* [EXERCISE] Repeat what the lines below say, word for word, and skip every image.

::::::::

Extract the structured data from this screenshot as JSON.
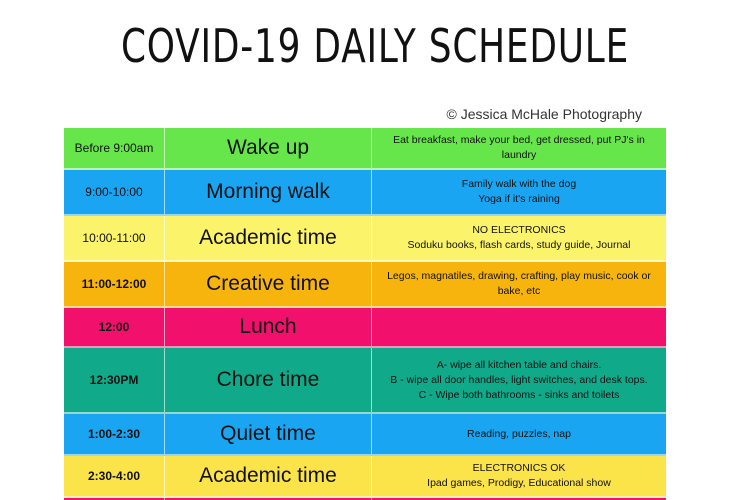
{
  "title": "COVID-19 DAILY SCHEDULE",
  "credit": "© Jessica McHale Photography",
  "rows": [
    {
      "time": "Before 9:00am",
      "activity": "Wake up",
      "details": [
        "Eat breakfast, make your bed, get dressed, put PJ's in",
        "laundry"
      ],
      "color": "#66e64a",
      "bold_time": false
    },
    {
      "time": "9:00-10:00",
      "activity": "Morning walk",
      "details": [
        "Family walk with the dog",
        "Yoga if it's raining"
      ],
      "color": "#1aa5f2",
      "bold_time": false
    },
    {
      "time": "10:00-11:00",
      "activity": "Academic time",
      "details": [
        "NO ELECTRONICS",
        "Soduku books, flash cards, study guide, Journal"
      ],
      "color": "#fbf46a",
      "bold_time": false
    },
    {
      "time": "11:00-12:00",
      "activity": "Creative time",
      "details": [
        "Legos, magnatiles, drawing, crafting, play music, cook or",
        "bake, etc"
      ],
      "color": "#f7b40c",
      "bold_time": true
    },
    {
      "time": "12:00",
      "activity": "Lunch",
      "details": [],
      "color": "#f1106c",
      "bold_time": true
    },
    {
      "time": "12:30PM",
      "activity": "Chore time",
      "details": [
        "A- wipe all kitchen table and chairs.",
        "B - wipe all door handles, light switches, and desk tops.",
        "C - Wipe both bathrooms - sinks and toilets"
      ],
      "color": "#10a98a",
      "bold_time": true
    },
    {
      "time": "1:00-2:30",
      "activity": "Quiet time",
      "details": [
        "Reading, puzzles, nap"
      ],
      "color": "#1aa5f2",
      "bold_time": true
    },
    {
      "time": "2:30-4:00",
      "activity": "Academic time",
      "details": [
        "ELECTRONICS OK",
        "Ipad games, Prodigy, Educational show"
      ],
      "color": "#fbe34a",
      "bold_time": true
    },
    {
      "time": "",
      "activity": "",
      "details": [],
      "color": "#f1106c",
      "bold_time": false
    }
  ]
}
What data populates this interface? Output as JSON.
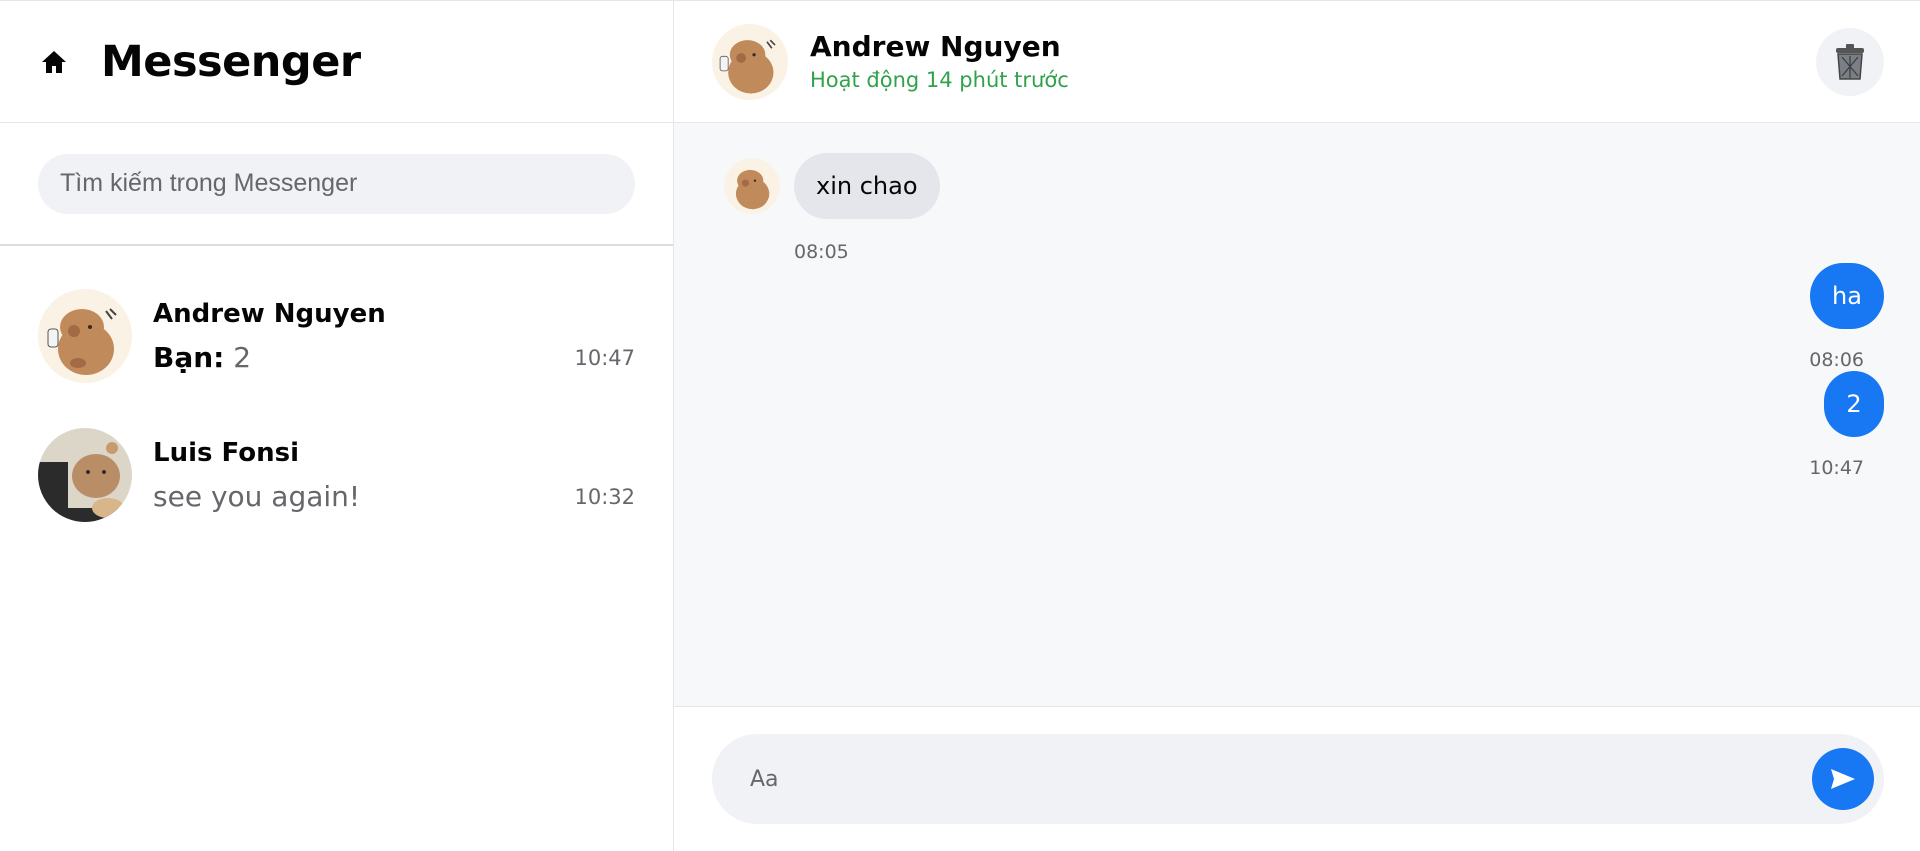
{
  "sidebar": {
    "title": "Messenger",
    "search_placeholder": "Tìm kiếm trong Messenger",
    "conversations": [
      {
        "name": "Andrew Nguyen",
        "prefix": "Bạn:",
        "preview": " 2",
        "time": "10:47"
      },
      {
        "name": "Luis Fonsi",
        "prefix": "",
        "preview": "see you again!",
        "time": "10:32"
      }
    ]
  },
  "chat": {
    "name": "Andrew Nguyen",
    "status": "Hoạt động 14 phút trước",
    "messages": [
      {
        "direction": "in",
        "text": "xin chao",
        "time": "08:05"
      },
      {
        "direction": "out",
        "text": "ha",
        "time": "08:06"
      },
      {
        "direction": "out",
        "text": "2",
        "time": "10:47"
      }
    ],
    "composer_placeholder": "Aa"
  },
  "colors": {
    "accent": "#1877f2",
    "online": "#31a24c",
    "bubble_in": "#e4e6eb"
  },
  "icons": {
    "home": "home-icon",
    "trash": "trash-icon",
    "send": "send-icon"
  }
}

::::::::

* [PROBLEM SOLUTION]
Extract the structured data from this screenshot as JSON.
{
  "title": "COVID-19 DAILY SCHEDULE",
  "credit": "© Jessica McHale Photography",
  "rows": [
    {
      "time": "Before 9:00am",
      "activity": "Wake up",
      "details": [
        "Eat breakfast, make your bed, get dressed, put PJ's in",
        "laundry"
      ],
      "color": "#66e64a",
      "bold_time": false
    },
    {
      "time": "9:00-10:00",
      "activity": "Morning walk",
      "details": [
        "Family walk with the dog",
        "Yoga if it's raining"
      ],
      "color": "#1aa5f2",
      "bold_time": false
    },
    {
      "time": "10:00-11:00",
      "activity": "Academic time",
      "details": [
        "NO ELECTRONICS",
        "Soduku books, flash cards, study guide, Journal"
      ],
      "color": "#fbf46a",
      "bold_time": false
    },
    {
      "time": "11:00-12:00",
      "activity": "Creative time",
      "details": [
        "Legos, magnatiles, drawing, crafting, play music, cook or",
        "bake, etc"
      ],
      "color": "#f7b40c",
      "bold_time": true
    },
    {
      "time": "12:00",
      "activity": "Lunch",
      "details": [],
      "color": "#f1106c",
      "bold_time": true
    },
    {
      "time": "12:30PM",
      "activity": "Chore time",
      "details": [
        "A- wipe all kitchen table and chairs.",
        "B - wipe all door handles, light switches, and desk tops.",
        "C - Wipe both bathrooms - sinks and toilets"
      ],
      "color": "#10a98a",
      "bold_time": true
    },
    {
      "time": "1:00-2:30",
      "activity": "Quiet time",
      "details": [
        "Reading, puzzles, nap"
      ],
      "color": "#1aa5f2",
      "bold_time": true
    },
    {
      "time": "2:30-4:00",
      "activity": "Academic time",
      "details": [
        "ELECTRONICS OK",
        "Ipad games, Prodigy, Educational show"
      ],
      "color": "#fbe34a",
      "bold_time": true
    },
    {
      "time": "",
      "activity": "",
      "details": [],
      "color": "#f1106c",
      "bold_time": false
    }
  ]
}
What data populates this interface? Output as JSON.
{
  "sidebar": {
    "title": "Messenger",
    "search_placeholder": "Tìm kiếm trong Messenger",
    "conversations": [
      {
        "name": "Andrew Nguyen",
        "prefix": "Bạn:",
        "preview": " 2",
        "time": "10:47"
      },
      {
        "name": "Luis Fonsi",
        "prefix": "",
        "preview": "see you again!",
        "time": "10:32"
      }
    ]
  },
  "chat": {
    "name": "Andrew Nguyen",
    "status": "Hoạt động 14 phút trước",
    "messages": [
      {
        "direction": "in",
        "text": "xin chao",
        "time": "08:05"
      },
      {
        "direction": "out",
        "text": "ha",
        "time": "08:06"
      },
      {
        "direction": "out",
        "text": "2",
        "time": "10:47"
      }
    ],
    "composer_placeholder": "Aa"
  },
  "colors": {
    "accent": "#1877f2",
    "online": "#31a24c",
    "bubble_in": "#e4e6eb"
  },
  "icons": {
    "home": "home-icon",
    "trash": "trash-icon",
    "send": "send-icon"
  }
}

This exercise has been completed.